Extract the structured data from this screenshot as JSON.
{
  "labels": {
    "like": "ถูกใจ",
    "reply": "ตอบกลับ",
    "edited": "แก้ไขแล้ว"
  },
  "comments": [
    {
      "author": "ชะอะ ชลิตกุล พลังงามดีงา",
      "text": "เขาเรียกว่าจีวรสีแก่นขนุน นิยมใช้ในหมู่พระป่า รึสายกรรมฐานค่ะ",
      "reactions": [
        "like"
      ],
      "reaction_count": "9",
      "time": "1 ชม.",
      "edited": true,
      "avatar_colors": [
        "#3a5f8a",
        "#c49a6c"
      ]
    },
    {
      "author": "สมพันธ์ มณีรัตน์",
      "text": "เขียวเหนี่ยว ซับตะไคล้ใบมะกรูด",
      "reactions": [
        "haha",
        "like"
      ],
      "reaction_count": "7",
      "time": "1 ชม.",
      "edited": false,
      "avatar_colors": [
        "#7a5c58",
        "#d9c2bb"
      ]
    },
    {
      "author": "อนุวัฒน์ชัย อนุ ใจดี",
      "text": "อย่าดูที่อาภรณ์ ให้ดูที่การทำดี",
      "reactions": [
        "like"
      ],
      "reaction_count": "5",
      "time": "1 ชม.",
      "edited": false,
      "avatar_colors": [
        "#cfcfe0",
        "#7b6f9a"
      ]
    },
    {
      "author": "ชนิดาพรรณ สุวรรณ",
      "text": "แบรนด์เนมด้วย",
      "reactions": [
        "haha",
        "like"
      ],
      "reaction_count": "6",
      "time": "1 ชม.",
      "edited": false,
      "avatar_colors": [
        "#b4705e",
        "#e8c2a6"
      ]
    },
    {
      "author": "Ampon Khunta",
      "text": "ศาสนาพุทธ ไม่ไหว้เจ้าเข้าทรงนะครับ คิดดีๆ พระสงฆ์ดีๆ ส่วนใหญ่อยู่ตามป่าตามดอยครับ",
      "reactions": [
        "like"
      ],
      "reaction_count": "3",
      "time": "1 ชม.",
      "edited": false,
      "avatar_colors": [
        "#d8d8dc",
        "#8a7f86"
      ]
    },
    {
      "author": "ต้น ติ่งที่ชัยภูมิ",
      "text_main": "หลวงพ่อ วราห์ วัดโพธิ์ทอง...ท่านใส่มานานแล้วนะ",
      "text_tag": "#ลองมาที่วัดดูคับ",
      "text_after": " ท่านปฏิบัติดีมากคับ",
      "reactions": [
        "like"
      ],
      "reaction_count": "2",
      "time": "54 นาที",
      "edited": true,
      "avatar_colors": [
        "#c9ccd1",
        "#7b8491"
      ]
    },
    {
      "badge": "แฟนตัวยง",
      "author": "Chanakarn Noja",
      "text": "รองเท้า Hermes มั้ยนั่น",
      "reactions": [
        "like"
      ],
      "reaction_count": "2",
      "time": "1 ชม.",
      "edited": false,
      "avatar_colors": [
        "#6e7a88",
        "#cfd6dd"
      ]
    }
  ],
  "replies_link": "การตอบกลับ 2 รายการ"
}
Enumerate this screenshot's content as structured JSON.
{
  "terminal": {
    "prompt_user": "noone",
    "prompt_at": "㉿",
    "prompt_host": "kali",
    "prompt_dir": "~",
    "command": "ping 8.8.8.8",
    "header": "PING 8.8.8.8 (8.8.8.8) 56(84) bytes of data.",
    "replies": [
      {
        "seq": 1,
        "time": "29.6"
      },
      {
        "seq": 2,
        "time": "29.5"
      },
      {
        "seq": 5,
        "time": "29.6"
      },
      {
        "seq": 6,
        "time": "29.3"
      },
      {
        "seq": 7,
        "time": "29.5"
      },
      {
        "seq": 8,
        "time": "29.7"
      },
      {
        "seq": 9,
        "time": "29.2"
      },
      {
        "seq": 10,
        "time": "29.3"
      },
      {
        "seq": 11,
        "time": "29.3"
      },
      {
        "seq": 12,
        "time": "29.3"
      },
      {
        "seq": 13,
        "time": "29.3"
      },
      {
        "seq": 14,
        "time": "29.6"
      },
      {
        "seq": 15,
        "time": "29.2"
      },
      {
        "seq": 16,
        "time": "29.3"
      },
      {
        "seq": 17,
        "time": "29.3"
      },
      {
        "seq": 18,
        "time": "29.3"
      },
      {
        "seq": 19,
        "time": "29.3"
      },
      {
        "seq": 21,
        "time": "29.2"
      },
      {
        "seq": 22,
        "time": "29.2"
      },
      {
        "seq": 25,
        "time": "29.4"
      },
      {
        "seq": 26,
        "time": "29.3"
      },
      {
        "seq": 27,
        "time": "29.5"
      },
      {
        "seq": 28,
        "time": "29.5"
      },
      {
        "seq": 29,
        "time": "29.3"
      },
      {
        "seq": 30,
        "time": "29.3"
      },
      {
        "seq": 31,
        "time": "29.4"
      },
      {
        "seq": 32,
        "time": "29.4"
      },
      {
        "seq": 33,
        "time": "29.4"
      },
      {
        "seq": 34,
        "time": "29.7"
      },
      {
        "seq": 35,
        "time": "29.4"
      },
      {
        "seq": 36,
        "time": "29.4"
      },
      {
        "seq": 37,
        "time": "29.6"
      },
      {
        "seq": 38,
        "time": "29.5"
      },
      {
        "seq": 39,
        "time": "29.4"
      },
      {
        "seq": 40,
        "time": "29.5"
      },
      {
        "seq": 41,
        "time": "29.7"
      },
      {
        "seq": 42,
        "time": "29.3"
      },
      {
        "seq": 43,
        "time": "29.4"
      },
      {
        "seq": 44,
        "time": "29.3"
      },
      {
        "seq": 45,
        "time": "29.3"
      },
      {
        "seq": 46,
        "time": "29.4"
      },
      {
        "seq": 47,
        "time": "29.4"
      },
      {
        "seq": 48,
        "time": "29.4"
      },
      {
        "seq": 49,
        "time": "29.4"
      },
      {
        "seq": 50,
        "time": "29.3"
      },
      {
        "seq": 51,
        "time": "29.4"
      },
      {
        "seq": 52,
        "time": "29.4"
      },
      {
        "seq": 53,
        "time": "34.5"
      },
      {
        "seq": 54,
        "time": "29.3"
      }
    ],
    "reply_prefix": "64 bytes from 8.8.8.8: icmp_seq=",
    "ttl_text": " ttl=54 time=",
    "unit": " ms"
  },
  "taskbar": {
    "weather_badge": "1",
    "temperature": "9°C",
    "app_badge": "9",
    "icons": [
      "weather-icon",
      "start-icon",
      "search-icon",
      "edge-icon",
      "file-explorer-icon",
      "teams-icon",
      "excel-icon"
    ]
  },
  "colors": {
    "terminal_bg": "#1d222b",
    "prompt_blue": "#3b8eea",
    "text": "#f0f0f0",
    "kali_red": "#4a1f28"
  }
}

==========

AIM OF THE EXERCISE - Without leaving anything out, quote all the data.

EXERCISE ANSWER -
Extract the structured data from this screenshot as JSON.
{
  "labels": {
    "like": "ถูกใจ",
    "reply": "ตอบกลับ",
    "edited": "แก้ไขแล้ว"
  },
  "comments": [
    {
      "author": "ชะอะ ชลิตกุล พลังงามดีงา",
      "text": "เขาเรียกว่าจีวรสีแก่นขนุน นิยมใช้ในหมู่พระป่า รึสายกรรมฐานค่ะ",
      "reactions": [
        "like"
      ],
      "reaction_count": "9",
      "time": "1 ชม.",
      "edited": true,
      "avatar_colors": [
        "#3a5f8a",
        "#c49a6c"
      ]
    },
    {
      "author": "สมพันธ์ มณีรัตน์",
      "text": "เขียวเหนี่ยว ซับตะไคล้ใบมะกรูด",
      "reactions": [
        "haha",
        "like"
      ],
      "reaction_count": "7",
      "time": "1 ชม.",
      "edited": false,
      "avatar_colors": [
        "#7a5c58",
        "#d9c2bb"
      ]
    },
    {
      "author": "อนุวัฒน์ชัย อนุ ใจดี",
      "text": "อย่าดูที่อาภรณ์ ให้ดูที่การทำดี",
      "reactions": [
        "like"
      ],
      "reaction_count": "5",
      "time": "1 ชม.",
      "edited": false,
      "avatar_colors": [
        "#cfcfe0",
        "#7b6f9a"
      ]
    },
    {
      "author": "ชนิดาพรรณ สุวรรณ",
      "text": "แบรนด์เนมด้วย",
      "reactions": [
        "haha",
        "like"
      ],
      "reaction_count": "6",
      "time": "1 ชม.",
      "edited": false,
      "avatar_colors": [
        "#b4705e",
        "#e8c2a6"
      ]
    },
    {
      "author": "Ampon Khunta",
      "text": "ศาสนาพุทธ ไม่ไหว้เจ้าเข้าทรงนะครับ คิดดีๆ พระสงฆ์ดีๆ ส่วนใหญ่อยู่ตามป่าตามดอยครับ",
      "reactions": [
        "like"
      ],
      "reaction_count": "3",
      "time": "1 ชม.",
      "edited": false,
      "avatar_colors": [
        "#d8d8dc",
        "#8a7f86"
      ]
    },
    {
      "author": "ต้น ติ่งที่ชัยภูมิ",
      "text_main": "หลวงพ่อ วราห์ วัดโพธิ์ทอง...ท่านใส่มานานแล้วนะ",
      "text_tag": "#ลองมาที่วัดดูคับ",
      "text_after": " ท่านปฏิบัติดีมากคับ",
      "reactions": [
        "like"
      ],
      "reaction_count": "2",
      "time": "54 นาที",
      "edited": true,
      "avatar_colors": [
        "#c9ccd1",
        "#7b8491"
      ]
    },
    {
      "badge": "แฟนตัวยง",
      "author": "Chanakarn Noja",
      "text": "รองเท้า Hermes มั้ยนั่น",
      "reactions": [
        "like"
      ],
      "reaction_count": "2",
      "time": "1 ชม.",
      "edited": false,
      "avatar_colors": [
        "#6e7a88",
        "#cfd6dd"
      ]
    }
  ],
  "replies_link": "การตอบกลับ 2 รายการ"
}
Enumerate this screenshot's content as structured JSON.
{
  "terminal": {
    "prompt_user": "noone",
    "prompt_at": "㉿",
    "prompt_host": "kali",
    "prompt_dir": "~",
    "command": "ping 8.8.8.8",
    "header": "PING 8.8.8.8 (8.8.8.8) 56(84) bytes of data.",
    "replies": [
      {
        "seq": 1,
        "time": "29.6"
      },
      {
        "seq": 2,
        "time": "29.5"
      },
      {
        "seq": 5,
        "time": "29.6"
      },
      {
        "seq": 6,
        "time": "29.3"
      },
      {
        "seq": 7,
        "time": "29.5"
      },
      {
        "seq": 8,
        "time": "29.7"
      },
      {
        "seq": 9,
        "time": "29.2"
      },
      {
        "seq": 10,
        "time": "29.3"
      },
      {
        "seq": 11,
        "time": "29.3"
      },
      {
        "seq": 12,
        "time": "29.3"
      },
      {
        "seq": 13,
        "time": "29.3"
      },
      {
        "seq": 14,
        "time": "29.6"
      },
      {
        "seq": 15,
        "time": "29.2"
      },
      {
        "seq": 16,
        "time": "29.3"
      },
      {
        "seq": 17,
        "time": "29.3"
      },
      {
        "seq": 18,
        "time": "29.3"
      },
      {
        "seq": 19,
        "time": "29.3"
      },
      {
        "seq": 21,
        "time": "29.2"
      },
      {
        "seq": 22,
        "time": "29.2"
      },
      {
        "seq": 25,
        "time": "29.4"
      },
      {
        "seq": 26,
        "time": "29.3"
      },
      {
        "seq": 27,
        "time": "29.5"
      },
      {
        "seq": 28,
        "time": "29.5"
      },
      {
        "seq": 29,
        "time": "29.3"
      },
      {
        "seq": 30,
        "time": "29.3"
      },
      {
        "seq": 31,
        "time": "29.4"
      },
      {
        "seq": 32,
        "time": "29.4"
      },
      {
        "seq": 33,
        "time": "29.4"
      },
      {
        "seq": 34,
        "time": "29.7"
      },
      {
        "seq": 35,
        "time": "29.4"
      },
      {
        "seq": 36,
        "time": "29.4"
      },
      {
        "seq": 37,
        "time": "29.6"
      },
      {
        "seq": 38,
        "time": "29.5"
      },
      {
        "seq": 39,
        "time": "29.4"
      },
      {
        "seq": 40,
        "time": "29.5"
      },
      {
        "seq": 41,
        "time": "29.7"
      },
      {
        "seq": 42,
        "time": "29.3"
      },
      {
        "seq": 43,
        "time": "29.4"
      },
      {
        "seq": 44,
        "time": "29.3"
      },
      {
        "seq": 45,
        "time": "29.3"
      },
      {
        "seq": 46,
        "time": "29.4"
      },
      {
        "seq": 47,
        "time": "29.4"
      },
      {
        "seq": 48,
        "time": "29.4"
      },
      {
        "seq": 49,
        "time": "29.4"
      },
      {
        "seq": 50,
        "time": "29.3"
      },
      {
        "seq": 51,
        "time": "29.4"
      },
      {
        "seq": 52,
        "time": "29.4"
      },
      {
        "seq": 53,
        "time": "34.5"
      },
      {
        "seq": 54,
        "time": "29.3"
      }
    ],
    "reply_prefix": "64 bytes from 8.8.8.8: icmp_seq=",
    "ttl_text": " ttl=54 time=",
    "unit": " ms"
  },
  "taskbar": {
    "weather_badge": "1",
    "temperature": "9°C",
    "app_badge": "9",
    "icons": [
      "weather-icon",
      "start-icon",
      "search-icon",
      "edge-icon",
      "file-explorer-icon",
      "teams-icon",
      "excel-icon"
    ]
  },
  "colors": {
    "terminal_bg": "#1d222b",
    "prompt_blue": "#3b8eea",
    "text": "#f0f0f0",
    "kali_red": "#4a1f28"
  }
}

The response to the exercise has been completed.